▶ [DO THIS] Copy the listing lines word for word, starting at the line containing "I need the location" and ending at the line containing "Text: UK Trade". Leave the pictures out of your answer.

▼▼▼

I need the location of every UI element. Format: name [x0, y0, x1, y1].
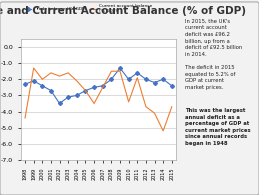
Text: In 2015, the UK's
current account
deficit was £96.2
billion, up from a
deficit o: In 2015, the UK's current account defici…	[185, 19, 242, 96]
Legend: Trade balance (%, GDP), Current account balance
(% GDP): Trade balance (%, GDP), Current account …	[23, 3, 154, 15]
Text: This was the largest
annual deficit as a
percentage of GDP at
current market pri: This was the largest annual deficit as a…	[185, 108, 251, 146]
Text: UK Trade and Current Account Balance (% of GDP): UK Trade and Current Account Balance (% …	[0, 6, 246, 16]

▲▲▲
▼▼▼

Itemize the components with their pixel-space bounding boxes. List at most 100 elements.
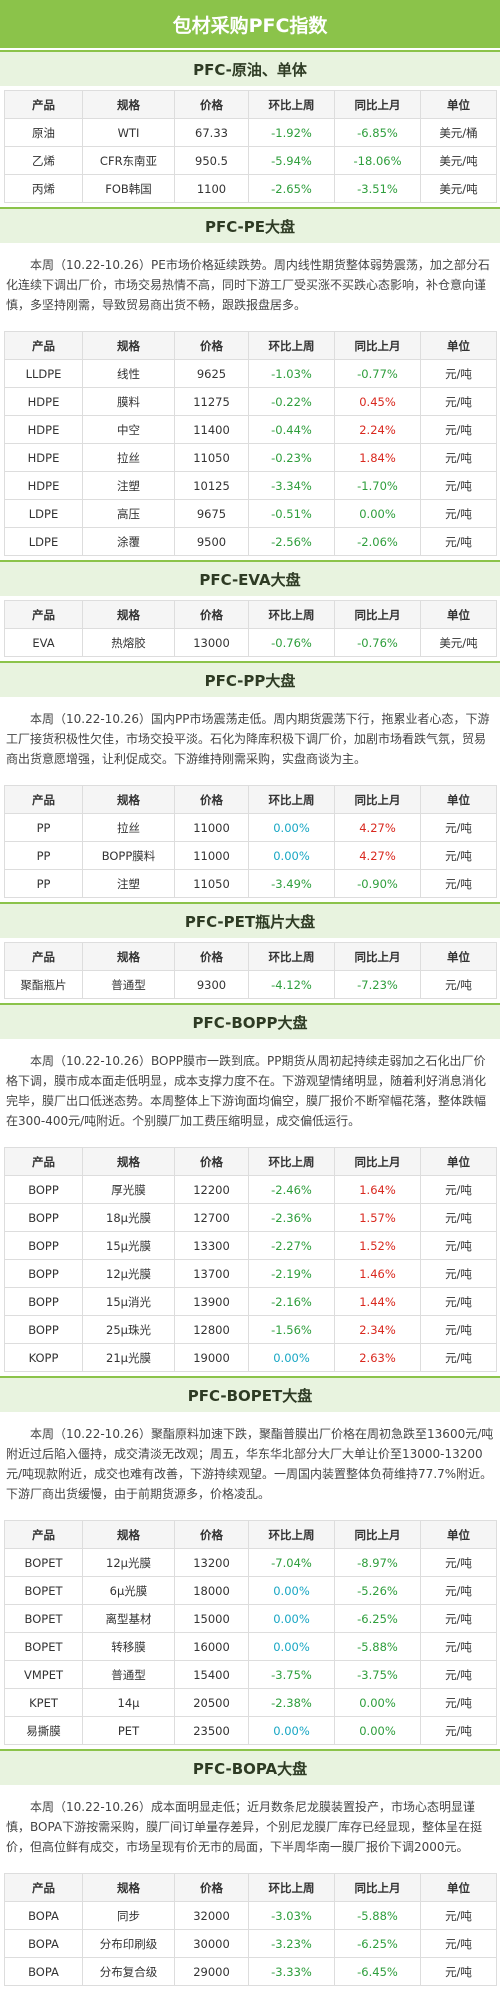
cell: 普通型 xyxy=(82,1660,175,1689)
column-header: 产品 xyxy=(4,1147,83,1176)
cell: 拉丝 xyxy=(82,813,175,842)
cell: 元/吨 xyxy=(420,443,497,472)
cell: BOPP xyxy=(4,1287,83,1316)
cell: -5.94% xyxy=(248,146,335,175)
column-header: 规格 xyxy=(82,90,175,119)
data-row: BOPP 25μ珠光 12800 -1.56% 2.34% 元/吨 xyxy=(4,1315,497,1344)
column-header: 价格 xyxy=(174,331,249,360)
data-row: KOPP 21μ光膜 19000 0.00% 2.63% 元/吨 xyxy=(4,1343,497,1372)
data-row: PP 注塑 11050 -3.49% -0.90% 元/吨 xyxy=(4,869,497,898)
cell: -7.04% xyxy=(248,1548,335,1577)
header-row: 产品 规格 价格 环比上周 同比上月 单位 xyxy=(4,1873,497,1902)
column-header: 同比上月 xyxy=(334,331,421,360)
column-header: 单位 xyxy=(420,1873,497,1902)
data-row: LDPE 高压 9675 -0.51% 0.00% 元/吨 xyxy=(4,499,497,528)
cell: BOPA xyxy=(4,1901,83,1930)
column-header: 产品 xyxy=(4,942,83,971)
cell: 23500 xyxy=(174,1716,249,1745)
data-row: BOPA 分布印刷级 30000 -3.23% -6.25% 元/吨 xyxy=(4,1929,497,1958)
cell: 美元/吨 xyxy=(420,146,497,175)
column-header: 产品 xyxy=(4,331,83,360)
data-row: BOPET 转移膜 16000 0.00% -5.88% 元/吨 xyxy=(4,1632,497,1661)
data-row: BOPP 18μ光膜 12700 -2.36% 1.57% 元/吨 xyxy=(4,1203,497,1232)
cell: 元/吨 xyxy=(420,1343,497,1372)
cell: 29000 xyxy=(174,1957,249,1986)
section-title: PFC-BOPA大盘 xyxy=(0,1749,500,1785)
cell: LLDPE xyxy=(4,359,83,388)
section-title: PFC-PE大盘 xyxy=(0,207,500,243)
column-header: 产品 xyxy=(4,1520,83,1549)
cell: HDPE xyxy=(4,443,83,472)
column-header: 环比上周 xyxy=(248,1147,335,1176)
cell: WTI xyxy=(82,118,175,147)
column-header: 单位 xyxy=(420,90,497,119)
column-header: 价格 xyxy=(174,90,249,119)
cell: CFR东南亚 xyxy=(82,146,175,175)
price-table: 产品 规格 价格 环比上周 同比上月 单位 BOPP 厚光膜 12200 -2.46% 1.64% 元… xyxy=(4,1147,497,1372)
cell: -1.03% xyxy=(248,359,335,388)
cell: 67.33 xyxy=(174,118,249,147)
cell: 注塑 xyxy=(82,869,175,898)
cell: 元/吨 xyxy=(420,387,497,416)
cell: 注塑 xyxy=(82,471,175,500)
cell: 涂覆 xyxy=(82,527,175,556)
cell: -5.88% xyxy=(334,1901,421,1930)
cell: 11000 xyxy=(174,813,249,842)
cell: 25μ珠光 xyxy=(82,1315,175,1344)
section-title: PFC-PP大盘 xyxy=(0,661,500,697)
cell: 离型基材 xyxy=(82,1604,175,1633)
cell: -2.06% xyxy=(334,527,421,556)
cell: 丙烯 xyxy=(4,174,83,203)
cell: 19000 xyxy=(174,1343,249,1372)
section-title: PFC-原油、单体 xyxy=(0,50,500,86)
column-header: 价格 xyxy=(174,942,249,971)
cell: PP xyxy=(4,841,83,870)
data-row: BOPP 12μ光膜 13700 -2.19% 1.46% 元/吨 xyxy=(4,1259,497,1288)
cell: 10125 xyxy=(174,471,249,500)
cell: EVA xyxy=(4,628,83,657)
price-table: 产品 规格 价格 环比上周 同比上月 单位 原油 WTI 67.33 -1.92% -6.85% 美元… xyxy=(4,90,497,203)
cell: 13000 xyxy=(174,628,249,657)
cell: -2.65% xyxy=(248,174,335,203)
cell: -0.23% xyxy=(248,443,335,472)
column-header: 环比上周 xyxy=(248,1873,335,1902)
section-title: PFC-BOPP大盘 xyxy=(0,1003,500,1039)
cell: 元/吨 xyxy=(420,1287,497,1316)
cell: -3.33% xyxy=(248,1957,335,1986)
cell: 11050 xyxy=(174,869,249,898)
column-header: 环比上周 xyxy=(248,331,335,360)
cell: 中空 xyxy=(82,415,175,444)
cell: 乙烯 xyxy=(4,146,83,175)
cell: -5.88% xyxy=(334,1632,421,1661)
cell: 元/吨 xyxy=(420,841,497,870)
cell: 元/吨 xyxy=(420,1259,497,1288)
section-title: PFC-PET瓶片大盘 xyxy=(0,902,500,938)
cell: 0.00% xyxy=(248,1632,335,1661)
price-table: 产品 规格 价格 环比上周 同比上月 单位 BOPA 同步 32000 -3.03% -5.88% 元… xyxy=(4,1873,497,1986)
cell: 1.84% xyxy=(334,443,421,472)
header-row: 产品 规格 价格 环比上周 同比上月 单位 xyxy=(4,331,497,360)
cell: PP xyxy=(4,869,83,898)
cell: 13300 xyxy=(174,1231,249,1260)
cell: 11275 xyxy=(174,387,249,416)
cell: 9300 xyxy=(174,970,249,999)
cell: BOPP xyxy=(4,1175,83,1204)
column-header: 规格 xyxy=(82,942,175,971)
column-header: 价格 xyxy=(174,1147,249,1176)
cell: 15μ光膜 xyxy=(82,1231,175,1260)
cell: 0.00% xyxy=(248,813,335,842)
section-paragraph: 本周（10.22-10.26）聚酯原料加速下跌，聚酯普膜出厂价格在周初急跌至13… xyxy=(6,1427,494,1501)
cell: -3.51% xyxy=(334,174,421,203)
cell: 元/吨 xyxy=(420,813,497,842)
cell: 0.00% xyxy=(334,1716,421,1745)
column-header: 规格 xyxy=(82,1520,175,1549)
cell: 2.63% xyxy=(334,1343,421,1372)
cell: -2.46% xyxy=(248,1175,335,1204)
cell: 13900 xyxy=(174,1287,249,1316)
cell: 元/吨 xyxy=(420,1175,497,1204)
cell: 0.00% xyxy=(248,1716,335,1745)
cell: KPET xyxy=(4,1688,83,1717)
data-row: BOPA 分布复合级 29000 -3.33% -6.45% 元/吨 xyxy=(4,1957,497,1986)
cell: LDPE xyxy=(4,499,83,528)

▲▲▲

▶ [EXERCISE SOLUTION]
I need the location of every UI element. Format: name [x0, y0, x1, y1].
Text: In 2015, the UK's
current account
deficit was £96.2
billion, up from a
deficit o: In 2015, the UK's current account defici…	[185, 19, 242, 96]
Legend: Trade balance (%, GDP), Current account balance
(% GDP): Trade balance (%, GDP), Current account …	[23, 3, 154, 15]
Text: This was the largest
annual deficit as a
percentage of GDP at
current market pri: This was the largest annual deficit as a…	[185, 108, 251, 146]
Text: UK Trade and Current Account Balance (% of GDP): UK Trade and Current Account Balance (% …	[0, 6, 246, 16]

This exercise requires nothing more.